DATA TO PROCESS:
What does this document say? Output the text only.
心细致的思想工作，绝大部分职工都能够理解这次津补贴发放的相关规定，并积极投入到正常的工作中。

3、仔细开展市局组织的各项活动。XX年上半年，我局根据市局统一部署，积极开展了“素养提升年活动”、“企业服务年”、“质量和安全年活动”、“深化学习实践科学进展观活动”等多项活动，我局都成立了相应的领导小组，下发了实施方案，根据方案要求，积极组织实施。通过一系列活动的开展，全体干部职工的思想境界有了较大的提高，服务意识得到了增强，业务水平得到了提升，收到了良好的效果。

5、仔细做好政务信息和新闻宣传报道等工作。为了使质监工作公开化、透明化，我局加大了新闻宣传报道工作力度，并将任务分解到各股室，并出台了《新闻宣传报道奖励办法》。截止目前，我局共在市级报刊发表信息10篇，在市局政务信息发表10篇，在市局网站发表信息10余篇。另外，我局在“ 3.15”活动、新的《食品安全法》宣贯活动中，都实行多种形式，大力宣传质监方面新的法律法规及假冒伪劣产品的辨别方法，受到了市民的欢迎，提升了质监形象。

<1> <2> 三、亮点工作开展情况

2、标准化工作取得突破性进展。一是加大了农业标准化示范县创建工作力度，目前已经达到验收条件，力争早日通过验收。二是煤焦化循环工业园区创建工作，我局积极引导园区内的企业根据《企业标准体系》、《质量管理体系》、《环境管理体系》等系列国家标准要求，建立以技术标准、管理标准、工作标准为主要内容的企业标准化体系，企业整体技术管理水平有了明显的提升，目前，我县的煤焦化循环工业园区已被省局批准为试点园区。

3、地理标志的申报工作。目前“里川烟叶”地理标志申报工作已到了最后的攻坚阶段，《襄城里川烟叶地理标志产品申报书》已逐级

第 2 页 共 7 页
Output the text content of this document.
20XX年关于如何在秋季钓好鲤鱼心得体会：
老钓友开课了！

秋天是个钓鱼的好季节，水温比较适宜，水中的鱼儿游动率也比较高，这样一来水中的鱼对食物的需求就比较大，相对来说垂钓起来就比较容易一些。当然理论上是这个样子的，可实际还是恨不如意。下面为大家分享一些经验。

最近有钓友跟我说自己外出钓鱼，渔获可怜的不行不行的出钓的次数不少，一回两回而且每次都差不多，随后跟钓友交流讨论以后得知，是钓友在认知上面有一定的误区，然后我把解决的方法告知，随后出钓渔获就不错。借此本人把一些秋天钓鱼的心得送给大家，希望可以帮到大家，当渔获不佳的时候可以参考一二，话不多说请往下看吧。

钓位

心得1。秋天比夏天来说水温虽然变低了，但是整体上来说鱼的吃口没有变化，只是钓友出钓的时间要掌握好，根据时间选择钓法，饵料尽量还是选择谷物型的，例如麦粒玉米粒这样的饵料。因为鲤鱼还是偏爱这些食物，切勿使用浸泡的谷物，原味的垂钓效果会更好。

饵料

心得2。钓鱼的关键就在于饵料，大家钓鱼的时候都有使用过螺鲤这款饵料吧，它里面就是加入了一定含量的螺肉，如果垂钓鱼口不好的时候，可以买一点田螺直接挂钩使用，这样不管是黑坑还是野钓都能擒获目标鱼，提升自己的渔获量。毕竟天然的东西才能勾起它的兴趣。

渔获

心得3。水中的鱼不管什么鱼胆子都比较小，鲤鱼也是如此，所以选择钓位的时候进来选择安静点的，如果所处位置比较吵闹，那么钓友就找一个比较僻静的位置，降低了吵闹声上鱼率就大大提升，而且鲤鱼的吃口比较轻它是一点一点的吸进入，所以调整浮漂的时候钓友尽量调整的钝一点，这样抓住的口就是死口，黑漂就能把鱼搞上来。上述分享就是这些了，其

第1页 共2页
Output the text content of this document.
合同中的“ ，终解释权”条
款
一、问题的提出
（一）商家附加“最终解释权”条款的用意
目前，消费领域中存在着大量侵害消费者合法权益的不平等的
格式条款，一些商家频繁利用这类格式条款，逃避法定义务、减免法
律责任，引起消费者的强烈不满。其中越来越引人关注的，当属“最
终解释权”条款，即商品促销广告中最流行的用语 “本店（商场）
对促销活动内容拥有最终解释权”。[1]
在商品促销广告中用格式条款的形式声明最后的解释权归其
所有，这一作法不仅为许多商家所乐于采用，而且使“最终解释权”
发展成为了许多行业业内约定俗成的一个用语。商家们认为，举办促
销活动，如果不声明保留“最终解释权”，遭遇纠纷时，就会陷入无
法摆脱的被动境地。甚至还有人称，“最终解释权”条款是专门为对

GOAL: Your task is to print the whole listing again exactly.

FINISHED ANSWER:
What does this document say? Output the text only.
心细致的思想工作，绝大部分职工都能够理解这次津补贴发放的相关规定，并积极投入到正常的工作中。

3、仔细开展市局组织的各项活动。XX年上半年，我局根据市局统一部署，积极开展了“素养提升年活动”、“企业服务年”、“质量和安全年活动”、“深化学习实践科学进展观活动”等多项活动，我局都成立了相应的领导小组，下发了实施方案，根据方案要求，积极组织实施。通过一系列活动的开展，全体干部职工的思想境界有了较大的提高，服务意识得到了增强，业务水平得到了提升，收到了良好的效果。

5、仔细做好政务信息和新闻宣传报道等工作。为了使质监工作公开化、透明化，我局加大了新闻宣传报道工作力度，并将任务分解到各股室，并出台了《新闻宣传报道奖励办法》。截止目前，我局共在市级报刊发表信息10篇，在市局政务信息发表10篇，在市局网站发表信息10余篇。另外，我局在“ 3.15”活动、新的《食品安全法》宣贯活动中，都实行多种形式，大力宣传质监方面新的法律法规及假冒伪劣产品的辨别方法，受到了市民的欢迎，提升了质监形象。

<1> <2> 三、亮点工作开展情况

2、标准化工作取得突破性进展。一是加大了农业标准化示范县创建工作力度，目前已经达到验收条件，力争早日通过验收。二是煤焦化循环工业园区创建工作，我局积极引导园区内的企业根据《企业标准体系》、《质量管理体系》、《环境管理体系》等系列国家标准要求，建立以技术标准、管理标准、工作标准为主要内容的企业标准化体系，企业整体技术管理水平有了明显的提升，目前，我县的煤焦化循环工业园区已被省局批准为试点园区。

3、地理标志的申报工作。目前“里川烟叶”地理标志申报工作已到了最后的攻坚阶段，《襄城里川烟叶地理标志产品申报书》已逐级

第 2 页 共 7 页
Output the text content of this document.
20XX年关于如何在秋季钓好鲤鱼心得体会：
老钓友开课了！

秋天是个钓鱼的好季节，水温比较适宜，水中的鱼儿游动率也比较高，这样一来水中的鱼对食物的需求就比较大，相对来说垂钓起来就比较容易一些。当然理论上是这个样子的，可实际还是恨不如意。下面为大家分享一些经验。

最近有钓友跟我说自己外出钓鱼，渔获可怜的不行不行的出钓的次数不少，一回两回而且每次都差不多，随后跟钓友交流讨论以后得知，是钓友在认知上面有一定的误区，然后我把解决的方法告知，随后出钓渔获就不错。借此本人把一些秋天钓鱼的心得送给大家，希望可以帮到大家，当渔获不佳的时候可以参考一二，话不多说请往下看吧。

钓位

心得1。秋天比夏天来说水温虽然变低了，但是整体上来说鱼的吃口没有变化，只是钓友出钓的时间要掌握好，根据时间选择钓法，饵料尽量还是选择谷物型的，例如麦粒玉米粒这样的饵料。因为鲤鱼还是偏爱这些食物，切勿使用浸泡的谷物，原味的垂钓效果会更好。

饵料

心得2。钓鱼的关键就在于饵料，大家钓鱼的时候都有使用过螺鲤这款饵料吧，它里面就是加入了一定含量的螺肉，如果垂钓鱼口不好的时候，可以买一点田螺直接挂钩使用，这样不管是黑坑还是野钓都能擒获目标鱼，提升自己的渔获量。毕竟天然的东西才能勾起它的兴趣。

渔获

心得3。水中的鱼不管什么鱼胆子都比较小，鲤鱼也是如此，所以选择钓位的时候进来选择安静点的，如果所处位置比较吵闹，那么钓友就找一个比较僻静的位置，降低了吵闹声上鱼率就大大提升，而且鲤鱼的吃口比较轻它是一点一点的吸进入，所以调整浮漂的时候钓友尽量调整的钝一点，这样抓住的口就是死口，黑漂就能把鱼搞上来。上述分享就是这些了，其

第1页 共2页
Output the text content of this document.
合同中的“ ，终解释权”条
款
一、问题的提出
（一）商家附加“最终解释权”条款的用意
目前，消费领域中存在着大量侵害消费者合法权益的不平等的
格式条款，一些商家频繁利用这类格式条款，逃避法定义务、减免法
律责任，引起消费者的强烈不满。其中越来越引人关注的，当属“最
终解释权”条款，即商品促销广告中最流行的用语 “本店（商场）
对促销活动内容拥有最终解释权”。[1]
在商品促销广告中用格式条款的形式声明最后的解释权归其
所有，这一作法不仅为许多商家所乐于采用，而且使“最终解释权”
发展成为了许多行业业内约定俗成的一个用语。商家们认为，举办促
销活动，如果不声明保留“最终解释权”，遭遇纠纷时，就会陷入无
法摆脱的被动境地。甚至还有人称，“最终解释权”条款是专门为对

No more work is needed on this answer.